### WHAT YOU WILL DO
Copy the entries word for word, starting with the line that contains "List all visible" and going on through the line that contains "text-line: 강의 주제를", both lines included.
==== RECORDS FOR THE TASK ====
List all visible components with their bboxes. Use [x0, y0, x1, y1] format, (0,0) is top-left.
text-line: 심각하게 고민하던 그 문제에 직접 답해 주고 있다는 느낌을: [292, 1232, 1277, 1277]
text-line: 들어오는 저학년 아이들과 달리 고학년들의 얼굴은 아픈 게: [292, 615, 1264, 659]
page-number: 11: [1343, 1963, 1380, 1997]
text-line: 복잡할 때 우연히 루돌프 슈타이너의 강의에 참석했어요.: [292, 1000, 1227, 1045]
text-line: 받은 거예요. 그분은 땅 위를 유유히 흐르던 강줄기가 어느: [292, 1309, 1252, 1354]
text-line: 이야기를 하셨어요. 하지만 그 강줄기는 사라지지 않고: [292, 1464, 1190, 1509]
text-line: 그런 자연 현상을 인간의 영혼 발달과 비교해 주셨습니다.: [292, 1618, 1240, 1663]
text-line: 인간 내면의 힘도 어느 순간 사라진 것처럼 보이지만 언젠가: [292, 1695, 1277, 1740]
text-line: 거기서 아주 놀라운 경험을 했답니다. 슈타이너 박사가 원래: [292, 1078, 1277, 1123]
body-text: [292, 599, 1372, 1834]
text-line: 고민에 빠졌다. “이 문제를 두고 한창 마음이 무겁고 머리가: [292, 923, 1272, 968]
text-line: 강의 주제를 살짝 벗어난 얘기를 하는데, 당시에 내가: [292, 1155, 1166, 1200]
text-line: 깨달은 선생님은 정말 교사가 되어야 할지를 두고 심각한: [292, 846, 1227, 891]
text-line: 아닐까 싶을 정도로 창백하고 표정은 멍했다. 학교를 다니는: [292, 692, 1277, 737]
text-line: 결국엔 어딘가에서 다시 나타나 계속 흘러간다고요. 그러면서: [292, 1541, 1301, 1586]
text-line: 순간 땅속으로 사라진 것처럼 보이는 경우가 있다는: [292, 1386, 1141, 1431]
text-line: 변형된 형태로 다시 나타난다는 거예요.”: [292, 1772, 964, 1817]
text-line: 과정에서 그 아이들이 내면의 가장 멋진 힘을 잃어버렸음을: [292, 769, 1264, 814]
====
==== RECORDS FOR THE TASK ====
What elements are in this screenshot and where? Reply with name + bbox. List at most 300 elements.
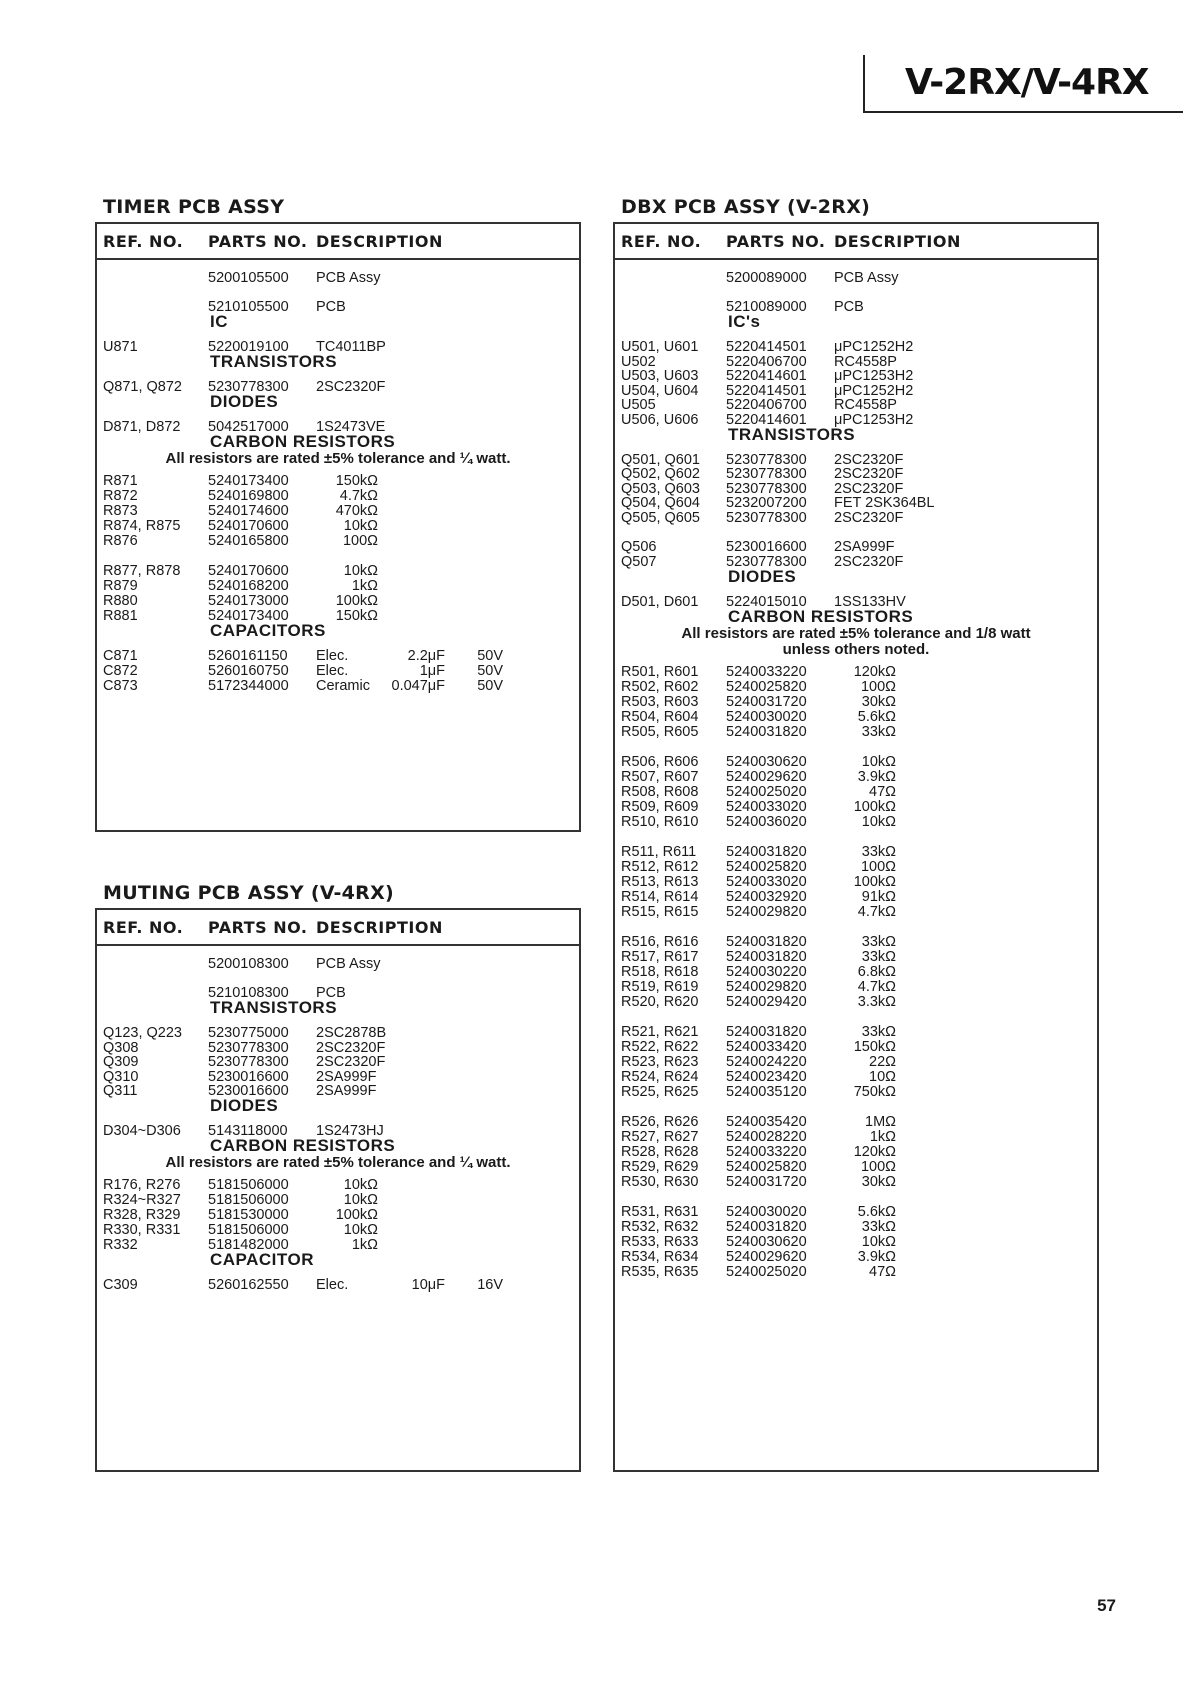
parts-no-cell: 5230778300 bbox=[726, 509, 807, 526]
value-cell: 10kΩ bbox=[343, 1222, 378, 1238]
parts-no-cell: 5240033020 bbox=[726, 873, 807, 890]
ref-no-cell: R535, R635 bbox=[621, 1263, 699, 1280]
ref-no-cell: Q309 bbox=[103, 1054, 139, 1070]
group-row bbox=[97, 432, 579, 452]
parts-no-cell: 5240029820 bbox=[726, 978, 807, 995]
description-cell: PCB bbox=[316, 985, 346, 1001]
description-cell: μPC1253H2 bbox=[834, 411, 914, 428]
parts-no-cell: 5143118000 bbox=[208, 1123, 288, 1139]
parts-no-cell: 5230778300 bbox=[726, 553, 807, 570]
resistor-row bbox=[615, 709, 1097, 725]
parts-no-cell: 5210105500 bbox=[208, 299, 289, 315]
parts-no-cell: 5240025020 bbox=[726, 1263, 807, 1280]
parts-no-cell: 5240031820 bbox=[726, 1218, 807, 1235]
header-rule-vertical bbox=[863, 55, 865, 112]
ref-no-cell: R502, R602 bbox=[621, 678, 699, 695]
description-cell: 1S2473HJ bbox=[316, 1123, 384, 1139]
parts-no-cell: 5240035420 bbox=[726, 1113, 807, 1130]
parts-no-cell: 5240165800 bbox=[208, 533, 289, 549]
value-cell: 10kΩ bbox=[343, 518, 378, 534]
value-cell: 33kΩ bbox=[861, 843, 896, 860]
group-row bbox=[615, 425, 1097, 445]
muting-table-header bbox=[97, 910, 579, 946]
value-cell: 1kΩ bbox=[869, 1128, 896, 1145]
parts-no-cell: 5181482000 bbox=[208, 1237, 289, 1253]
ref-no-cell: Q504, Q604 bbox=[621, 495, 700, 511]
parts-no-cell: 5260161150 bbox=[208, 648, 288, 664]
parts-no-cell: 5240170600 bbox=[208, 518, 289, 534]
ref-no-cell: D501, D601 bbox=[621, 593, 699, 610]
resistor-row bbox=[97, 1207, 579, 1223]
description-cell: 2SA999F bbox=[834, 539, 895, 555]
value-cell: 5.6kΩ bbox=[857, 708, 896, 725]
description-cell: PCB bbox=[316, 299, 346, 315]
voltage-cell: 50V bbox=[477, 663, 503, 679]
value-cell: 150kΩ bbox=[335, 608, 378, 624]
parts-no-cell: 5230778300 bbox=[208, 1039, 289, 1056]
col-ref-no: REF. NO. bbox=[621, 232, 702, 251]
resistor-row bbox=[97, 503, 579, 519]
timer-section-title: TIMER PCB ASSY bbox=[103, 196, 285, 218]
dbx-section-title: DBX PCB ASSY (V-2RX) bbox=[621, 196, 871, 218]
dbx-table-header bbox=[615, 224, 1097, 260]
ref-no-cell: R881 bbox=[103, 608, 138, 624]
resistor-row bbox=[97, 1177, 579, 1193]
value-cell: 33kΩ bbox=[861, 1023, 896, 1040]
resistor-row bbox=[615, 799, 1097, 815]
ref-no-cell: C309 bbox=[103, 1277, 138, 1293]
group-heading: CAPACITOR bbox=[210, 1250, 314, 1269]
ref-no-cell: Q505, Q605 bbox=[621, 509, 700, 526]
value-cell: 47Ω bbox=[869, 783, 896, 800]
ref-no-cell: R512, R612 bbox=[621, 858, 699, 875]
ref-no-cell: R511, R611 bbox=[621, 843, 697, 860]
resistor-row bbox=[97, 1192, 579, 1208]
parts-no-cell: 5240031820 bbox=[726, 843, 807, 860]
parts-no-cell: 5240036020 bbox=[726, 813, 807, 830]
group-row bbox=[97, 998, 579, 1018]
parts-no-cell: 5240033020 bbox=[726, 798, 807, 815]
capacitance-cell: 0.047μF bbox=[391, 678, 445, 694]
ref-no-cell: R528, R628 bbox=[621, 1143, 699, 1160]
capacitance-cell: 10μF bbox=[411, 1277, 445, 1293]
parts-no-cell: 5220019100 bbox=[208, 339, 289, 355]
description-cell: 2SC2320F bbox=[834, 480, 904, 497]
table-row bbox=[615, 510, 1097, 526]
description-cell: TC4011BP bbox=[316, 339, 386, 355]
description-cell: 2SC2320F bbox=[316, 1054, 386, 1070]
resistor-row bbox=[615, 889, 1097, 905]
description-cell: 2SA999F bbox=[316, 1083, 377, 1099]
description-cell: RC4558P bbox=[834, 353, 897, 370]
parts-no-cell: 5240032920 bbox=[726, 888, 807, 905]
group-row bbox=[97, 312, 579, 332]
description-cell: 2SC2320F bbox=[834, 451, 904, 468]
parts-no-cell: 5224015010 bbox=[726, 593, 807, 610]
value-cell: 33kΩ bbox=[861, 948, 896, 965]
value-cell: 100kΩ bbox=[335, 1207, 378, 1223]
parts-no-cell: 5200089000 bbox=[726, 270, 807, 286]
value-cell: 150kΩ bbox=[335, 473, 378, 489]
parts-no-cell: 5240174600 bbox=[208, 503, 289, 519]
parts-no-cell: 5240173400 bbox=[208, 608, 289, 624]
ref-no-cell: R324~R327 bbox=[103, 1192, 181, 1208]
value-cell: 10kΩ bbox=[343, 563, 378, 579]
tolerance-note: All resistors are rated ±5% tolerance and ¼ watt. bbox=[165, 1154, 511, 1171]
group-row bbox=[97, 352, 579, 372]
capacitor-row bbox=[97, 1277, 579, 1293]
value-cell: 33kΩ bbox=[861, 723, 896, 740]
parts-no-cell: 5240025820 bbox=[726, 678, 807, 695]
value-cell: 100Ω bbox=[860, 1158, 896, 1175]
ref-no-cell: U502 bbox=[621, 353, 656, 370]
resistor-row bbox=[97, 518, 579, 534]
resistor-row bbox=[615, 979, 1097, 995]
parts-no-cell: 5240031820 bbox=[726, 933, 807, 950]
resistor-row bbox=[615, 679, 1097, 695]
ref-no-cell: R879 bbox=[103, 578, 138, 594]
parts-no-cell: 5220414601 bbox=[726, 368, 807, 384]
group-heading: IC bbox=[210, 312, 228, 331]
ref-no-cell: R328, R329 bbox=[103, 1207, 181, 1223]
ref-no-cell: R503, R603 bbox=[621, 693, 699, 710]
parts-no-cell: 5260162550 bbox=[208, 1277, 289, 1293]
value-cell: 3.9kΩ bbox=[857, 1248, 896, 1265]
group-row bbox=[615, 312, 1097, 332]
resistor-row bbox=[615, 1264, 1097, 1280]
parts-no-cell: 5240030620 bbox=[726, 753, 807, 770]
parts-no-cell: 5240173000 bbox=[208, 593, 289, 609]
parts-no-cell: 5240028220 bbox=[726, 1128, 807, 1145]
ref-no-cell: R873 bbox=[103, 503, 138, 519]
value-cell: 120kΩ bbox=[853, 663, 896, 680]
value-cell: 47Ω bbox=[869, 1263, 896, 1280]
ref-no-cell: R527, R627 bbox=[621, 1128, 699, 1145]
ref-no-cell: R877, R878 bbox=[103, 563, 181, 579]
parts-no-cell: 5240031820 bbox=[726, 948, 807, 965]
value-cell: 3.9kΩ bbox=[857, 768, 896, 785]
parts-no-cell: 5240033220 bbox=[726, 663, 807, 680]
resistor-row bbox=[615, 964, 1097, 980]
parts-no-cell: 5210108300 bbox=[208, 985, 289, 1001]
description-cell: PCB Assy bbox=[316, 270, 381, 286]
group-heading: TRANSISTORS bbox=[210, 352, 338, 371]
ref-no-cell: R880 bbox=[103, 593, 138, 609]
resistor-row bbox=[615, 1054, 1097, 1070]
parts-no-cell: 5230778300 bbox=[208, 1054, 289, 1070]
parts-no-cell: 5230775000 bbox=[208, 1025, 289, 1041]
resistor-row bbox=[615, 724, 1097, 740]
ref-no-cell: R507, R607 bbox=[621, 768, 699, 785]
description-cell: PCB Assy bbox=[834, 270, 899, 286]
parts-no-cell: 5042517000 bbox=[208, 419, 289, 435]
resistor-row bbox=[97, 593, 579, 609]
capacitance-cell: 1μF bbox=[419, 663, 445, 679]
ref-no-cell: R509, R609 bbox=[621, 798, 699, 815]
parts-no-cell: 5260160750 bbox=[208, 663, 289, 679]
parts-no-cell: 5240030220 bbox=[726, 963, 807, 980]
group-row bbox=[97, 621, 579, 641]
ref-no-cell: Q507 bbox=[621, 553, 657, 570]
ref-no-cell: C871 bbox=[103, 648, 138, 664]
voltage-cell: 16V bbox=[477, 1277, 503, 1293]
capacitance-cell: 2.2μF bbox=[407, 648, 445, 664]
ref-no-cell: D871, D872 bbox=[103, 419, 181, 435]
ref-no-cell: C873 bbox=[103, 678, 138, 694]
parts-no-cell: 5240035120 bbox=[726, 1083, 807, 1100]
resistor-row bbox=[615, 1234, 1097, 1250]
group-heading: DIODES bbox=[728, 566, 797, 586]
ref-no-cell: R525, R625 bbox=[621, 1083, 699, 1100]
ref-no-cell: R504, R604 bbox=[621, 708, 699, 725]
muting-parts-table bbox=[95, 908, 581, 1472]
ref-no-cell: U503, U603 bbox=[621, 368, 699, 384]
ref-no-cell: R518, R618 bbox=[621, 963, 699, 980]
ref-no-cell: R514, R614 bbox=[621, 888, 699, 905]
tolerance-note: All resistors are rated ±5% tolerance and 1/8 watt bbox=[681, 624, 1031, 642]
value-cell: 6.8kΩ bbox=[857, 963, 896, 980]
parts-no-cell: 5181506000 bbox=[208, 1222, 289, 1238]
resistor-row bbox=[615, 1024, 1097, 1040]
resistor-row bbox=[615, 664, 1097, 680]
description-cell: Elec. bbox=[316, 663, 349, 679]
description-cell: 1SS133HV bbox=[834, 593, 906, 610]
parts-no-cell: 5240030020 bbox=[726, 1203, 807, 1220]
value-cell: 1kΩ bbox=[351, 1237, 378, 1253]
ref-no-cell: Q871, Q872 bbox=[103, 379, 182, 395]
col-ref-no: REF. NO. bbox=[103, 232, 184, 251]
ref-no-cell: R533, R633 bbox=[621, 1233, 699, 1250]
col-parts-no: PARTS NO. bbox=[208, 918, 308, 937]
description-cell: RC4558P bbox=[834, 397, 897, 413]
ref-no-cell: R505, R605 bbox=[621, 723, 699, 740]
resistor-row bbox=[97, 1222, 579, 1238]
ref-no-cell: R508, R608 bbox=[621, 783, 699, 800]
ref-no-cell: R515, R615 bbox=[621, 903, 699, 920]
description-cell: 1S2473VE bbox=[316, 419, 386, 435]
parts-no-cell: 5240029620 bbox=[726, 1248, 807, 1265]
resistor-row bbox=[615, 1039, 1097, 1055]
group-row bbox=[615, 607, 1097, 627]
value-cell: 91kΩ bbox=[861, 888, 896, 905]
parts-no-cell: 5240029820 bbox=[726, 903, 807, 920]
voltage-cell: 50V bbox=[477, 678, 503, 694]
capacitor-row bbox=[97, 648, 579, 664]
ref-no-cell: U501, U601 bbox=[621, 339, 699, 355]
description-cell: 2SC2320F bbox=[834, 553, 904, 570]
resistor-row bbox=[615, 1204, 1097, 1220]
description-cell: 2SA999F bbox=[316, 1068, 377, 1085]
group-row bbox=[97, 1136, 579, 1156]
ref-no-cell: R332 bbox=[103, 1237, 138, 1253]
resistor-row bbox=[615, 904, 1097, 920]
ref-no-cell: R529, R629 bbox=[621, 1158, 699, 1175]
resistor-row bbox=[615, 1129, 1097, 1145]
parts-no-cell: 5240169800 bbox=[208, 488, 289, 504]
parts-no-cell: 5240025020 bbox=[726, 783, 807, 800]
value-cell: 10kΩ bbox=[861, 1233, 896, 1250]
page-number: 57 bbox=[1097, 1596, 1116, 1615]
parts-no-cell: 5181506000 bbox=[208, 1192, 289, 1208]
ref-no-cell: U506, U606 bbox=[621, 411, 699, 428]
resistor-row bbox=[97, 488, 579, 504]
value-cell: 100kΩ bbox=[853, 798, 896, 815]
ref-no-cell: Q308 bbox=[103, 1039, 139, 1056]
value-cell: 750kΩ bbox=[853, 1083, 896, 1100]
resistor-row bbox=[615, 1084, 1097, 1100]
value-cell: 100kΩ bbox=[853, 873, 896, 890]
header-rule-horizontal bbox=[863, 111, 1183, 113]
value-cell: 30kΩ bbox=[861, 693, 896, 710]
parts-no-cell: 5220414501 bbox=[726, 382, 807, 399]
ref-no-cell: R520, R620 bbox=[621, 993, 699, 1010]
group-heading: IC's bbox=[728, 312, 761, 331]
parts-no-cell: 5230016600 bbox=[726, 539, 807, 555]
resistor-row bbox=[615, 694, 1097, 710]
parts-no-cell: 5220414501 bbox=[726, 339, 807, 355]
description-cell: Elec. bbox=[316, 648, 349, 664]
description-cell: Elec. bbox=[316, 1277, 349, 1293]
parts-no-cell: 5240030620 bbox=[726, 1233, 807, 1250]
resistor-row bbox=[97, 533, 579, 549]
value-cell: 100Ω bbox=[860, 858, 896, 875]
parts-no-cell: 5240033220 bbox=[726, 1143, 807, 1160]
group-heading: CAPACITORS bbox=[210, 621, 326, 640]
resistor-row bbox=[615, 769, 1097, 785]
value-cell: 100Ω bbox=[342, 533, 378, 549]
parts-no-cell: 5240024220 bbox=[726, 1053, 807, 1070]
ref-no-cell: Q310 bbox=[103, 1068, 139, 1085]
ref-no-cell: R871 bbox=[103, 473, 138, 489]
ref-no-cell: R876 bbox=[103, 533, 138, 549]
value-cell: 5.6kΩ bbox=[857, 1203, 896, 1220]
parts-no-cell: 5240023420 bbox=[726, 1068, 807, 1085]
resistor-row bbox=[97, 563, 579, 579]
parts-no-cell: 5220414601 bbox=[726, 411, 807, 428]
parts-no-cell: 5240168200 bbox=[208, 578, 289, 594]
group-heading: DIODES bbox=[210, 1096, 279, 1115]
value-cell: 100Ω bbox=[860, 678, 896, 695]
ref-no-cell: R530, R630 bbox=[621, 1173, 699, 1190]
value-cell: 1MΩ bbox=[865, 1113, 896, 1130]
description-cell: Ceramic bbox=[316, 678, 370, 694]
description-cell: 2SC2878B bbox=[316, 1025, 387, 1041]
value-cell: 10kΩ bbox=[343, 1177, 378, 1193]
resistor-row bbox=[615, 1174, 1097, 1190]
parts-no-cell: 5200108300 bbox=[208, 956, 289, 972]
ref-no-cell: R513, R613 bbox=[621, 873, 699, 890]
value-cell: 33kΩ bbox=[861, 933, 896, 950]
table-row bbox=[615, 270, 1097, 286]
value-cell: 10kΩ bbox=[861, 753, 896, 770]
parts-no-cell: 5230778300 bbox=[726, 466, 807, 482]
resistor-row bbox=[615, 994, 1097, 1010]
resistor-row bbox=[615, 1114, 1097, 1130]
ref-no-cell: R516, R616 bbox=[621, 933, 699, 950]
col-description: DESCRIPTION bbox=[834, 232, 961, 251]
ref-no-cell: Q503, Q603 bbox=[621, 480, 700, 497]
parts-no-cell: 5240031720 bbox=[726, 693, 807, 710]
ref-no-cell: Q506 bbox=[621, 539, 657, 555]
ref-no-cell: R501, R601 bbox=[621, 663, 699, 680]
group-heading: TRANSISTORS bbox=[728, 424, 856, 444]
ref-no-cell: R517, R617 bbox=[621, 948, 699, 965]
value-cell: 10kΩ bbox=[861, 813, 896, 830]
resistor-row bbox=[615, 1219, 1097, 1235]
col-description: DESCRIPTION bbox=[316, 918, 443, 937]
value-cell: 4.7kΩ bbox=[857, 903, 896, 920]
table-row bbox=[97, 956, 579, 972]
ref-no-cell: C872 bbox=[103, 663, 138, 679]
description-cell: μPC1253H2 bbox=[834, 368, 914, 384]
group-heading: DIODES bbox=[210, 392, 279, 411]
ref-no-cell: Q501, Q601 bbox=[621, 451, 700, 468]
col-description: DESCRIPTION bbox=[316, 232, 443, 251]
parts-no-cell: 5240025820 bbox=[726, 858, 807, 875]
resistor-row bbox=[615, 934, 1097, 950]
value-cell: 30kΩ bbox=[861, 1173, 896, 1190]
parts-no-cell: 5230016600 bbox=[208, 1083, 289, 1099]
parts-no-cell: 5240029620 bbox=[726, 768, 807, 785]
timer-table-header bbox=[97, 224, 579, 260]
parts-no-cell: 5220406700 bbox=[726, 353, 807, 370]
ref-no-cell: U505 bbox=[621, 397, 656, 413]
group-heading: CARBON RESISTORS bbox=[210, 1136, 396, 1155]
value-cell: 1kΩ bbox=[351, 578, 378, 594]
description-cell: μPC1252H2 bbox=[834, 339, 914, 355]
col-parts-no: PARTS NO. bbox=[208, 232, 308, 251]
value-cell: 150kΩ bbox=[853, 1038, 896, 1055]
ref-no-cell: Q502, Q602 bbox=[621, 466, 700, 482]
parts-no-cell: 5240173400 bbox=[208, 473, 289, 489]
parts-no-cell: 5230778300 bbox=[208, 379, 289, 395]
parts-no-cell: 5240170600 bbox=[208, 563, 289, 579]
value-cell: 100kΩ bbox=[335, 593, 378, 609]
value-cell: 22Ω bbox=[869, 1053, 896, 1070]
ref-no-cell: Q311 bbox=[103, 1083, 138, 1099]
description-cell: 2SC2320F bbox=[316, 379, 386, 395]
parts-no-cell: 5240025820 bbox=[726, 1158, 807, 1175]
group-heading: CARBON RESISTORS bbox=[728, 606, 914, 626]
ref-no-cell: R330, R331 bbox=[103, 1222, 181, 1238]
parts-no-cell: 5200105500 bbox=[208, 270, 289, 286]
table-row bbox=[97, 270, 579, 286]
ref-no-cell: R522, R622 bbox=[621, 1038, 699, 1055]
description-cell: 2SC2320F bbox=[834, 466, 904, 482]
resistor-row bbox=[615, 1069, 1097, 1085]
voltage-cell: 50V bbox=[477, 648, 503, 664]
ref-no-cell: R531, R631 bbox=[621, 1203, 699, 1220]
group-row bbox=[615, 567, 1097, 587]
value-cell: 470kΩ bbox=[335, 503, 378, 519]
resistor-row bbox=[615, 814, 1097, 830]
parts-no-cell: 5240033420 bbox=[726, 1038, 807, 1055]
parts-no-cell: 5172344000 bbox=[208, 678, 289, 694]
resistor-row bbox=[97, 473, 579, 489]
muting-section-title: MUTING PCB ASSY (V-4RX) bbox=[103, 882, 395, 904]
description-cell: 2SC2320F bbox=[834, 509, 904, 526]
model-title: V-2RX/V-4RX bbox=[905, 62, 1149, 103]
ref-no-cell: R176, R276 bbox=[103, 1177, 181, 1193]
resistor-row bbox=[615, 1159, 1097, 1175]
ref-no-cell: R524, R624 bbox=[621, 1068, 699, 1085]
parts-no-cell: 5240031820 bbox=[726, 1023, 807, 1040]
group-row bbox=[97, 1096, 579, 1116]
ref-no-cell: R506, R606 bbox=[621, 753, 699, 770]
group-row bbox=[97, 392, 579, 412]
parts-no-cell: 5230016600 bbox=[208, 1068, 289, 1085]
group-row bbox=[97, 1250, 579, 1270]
====
### ANSWER BELOW
List all visible components with their bboxes. Use [x0, y0, x1, y1] format, (0,0) is top-left.
text-line: 심각하게 고민하던 그 문제에 직접 답해 주고 있다는 느낌을: [292, 1232, 1277, 1277]
text-line: 들어오는 저학년 아이들과 달리 고학년들의 얼굴은 아픈 게: [292, 615, 1264, 659]
page-number: 11: [1343, 1963, 1380, 1997]
text-line: 복잡할 때 우연히 루돌프 슈타이너의 강의에 참석했어요.: [292, 1000, 1227, 1045]
text-line: 받은 거예요. 그분은 땅 위를 유유히 흐르던 강줄기가 어느: [292, 1309, 1252, 1354]
text-line: 이야기를 하셨어요. 하지만 그 강줄기는 사라지지 않고: [292, 1464, 1190, 1509]
text-line: 그런 자연 현상을 인간의 영혼 발달과 비교해 주셨습니다.: [292, 1618, 1240, 1663]
text-line: 인간 내면의 힘도 어느 순간 사라진 것처럼 보이지만 언젠가: [292, 1695, 1277, 1740]
text-line: 거기서 아주 놀라운 경험을 했답니다. 슈타이너 박사가 원래: [292, 1078, 1277, 1123]
body-text: [292, 599, 1372, 1834]
text-line: 고민에 빠졌다. “이 문제를 두고 한창 마음이 무겁고 머리가: [292, 923, 1272, 968]
text-line: 강의 주제를 살짝 벗어난 얘기를 하는데, 당시에 내가: [292, 1155, 1166, 1200]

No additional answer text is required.